Dataset items
..............................

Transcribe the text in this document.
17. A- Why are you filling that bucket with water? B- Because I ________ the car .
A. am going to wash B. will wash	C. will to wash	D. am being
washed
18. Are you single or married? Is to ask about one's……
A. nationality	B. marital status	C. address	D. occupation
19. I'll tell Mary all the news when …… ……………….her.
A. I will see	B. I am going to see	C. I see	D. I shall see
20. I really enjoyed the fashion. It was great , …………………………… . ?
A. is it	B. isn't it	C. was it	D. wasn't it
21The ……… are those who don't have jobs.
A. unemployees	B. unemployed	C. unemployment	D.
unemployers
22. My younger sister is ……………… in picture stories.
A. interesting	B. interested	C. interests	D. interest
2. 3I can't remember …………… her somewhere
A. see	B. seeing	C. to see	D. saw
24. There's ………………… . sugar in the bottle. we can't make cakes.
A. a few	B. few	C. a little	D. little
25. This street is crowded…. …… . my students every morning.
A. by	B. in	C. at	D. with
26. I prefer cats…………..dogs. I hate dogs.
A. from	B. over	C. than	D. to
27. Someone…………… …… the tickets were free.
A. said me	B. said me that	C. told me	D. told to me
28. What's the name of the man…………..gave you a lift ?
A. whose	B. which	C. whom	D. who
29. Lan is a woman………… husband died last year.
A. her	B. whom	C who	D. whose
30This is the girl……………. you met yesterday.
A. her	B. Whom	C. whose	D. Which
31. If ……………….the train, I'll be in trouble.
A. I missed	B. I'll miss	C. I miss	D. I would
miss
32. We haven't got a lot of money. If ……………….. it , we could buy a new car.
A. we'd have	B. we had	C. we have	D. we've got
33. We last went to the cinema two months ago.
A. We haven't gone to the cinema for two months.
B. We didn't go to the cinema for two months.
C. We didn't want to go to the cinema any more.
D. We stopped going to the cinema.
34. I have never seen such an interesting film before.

..............................

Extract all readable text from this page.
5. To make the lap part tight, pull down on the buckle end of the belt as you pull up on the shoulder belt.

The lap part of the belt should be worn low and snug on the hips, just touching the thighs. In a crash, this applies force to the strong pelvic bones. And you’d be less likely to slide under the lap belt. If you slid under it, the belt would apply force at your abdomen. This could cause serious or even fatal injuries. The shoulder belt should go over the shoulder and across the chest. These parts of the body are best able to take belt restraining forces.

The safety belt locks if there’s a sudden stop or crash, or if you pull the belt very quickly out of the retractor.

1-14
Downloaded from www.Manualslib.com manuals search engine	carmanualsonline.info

..............................

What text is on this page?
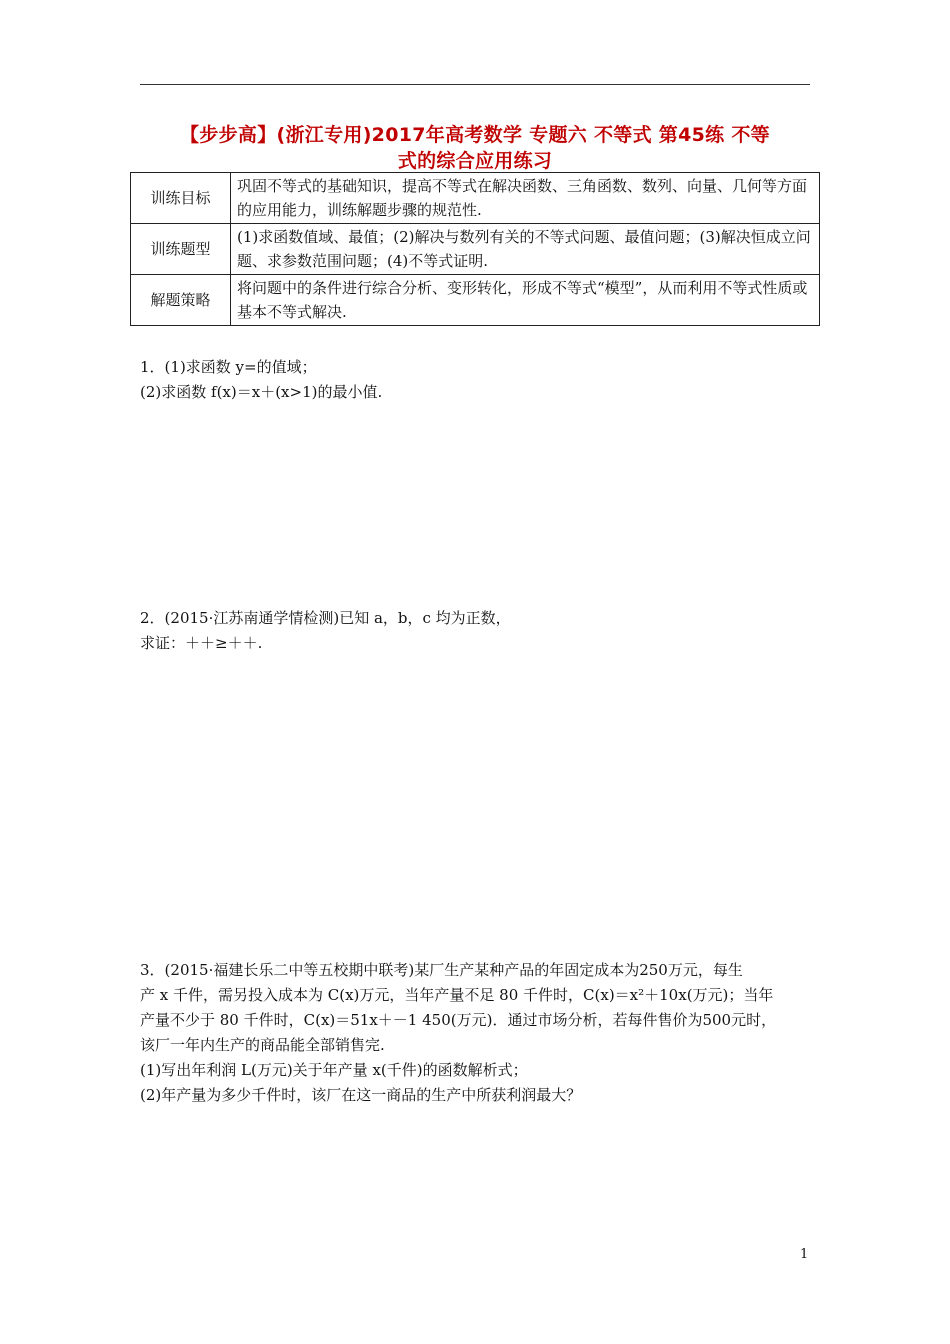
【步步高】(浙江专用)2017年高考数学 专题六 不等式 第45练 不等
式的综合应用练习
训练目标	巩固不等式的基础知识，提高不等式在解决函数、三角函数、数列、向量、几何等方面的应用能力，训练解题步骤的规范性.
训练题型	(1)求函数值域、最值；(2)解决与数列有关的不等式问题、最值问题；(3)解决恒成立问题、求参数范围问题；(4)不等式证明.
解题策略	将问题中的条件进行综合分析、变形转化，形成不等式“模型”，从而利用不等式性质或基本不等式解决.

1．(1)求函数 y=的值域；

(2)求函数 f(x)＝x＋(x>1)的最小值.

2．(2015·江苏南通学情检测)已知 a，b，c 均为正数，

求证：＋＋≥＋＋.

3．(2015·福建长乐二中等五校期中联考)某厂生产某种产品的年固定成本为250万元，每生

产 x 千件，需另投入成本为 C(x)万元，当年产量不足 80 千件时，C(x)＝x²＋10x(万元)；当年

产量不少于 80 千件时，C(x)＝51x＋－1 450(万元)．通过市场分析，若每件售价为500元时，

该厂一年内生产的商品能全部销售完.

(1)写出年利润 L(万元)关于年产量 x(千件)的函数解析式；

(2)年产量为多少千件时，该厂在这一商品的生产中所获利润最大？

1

..............................

# [DIRECTIVE]
Count every line in the listing above that holds "make", then report only the count.

# [WRITTEN ANSWER]
2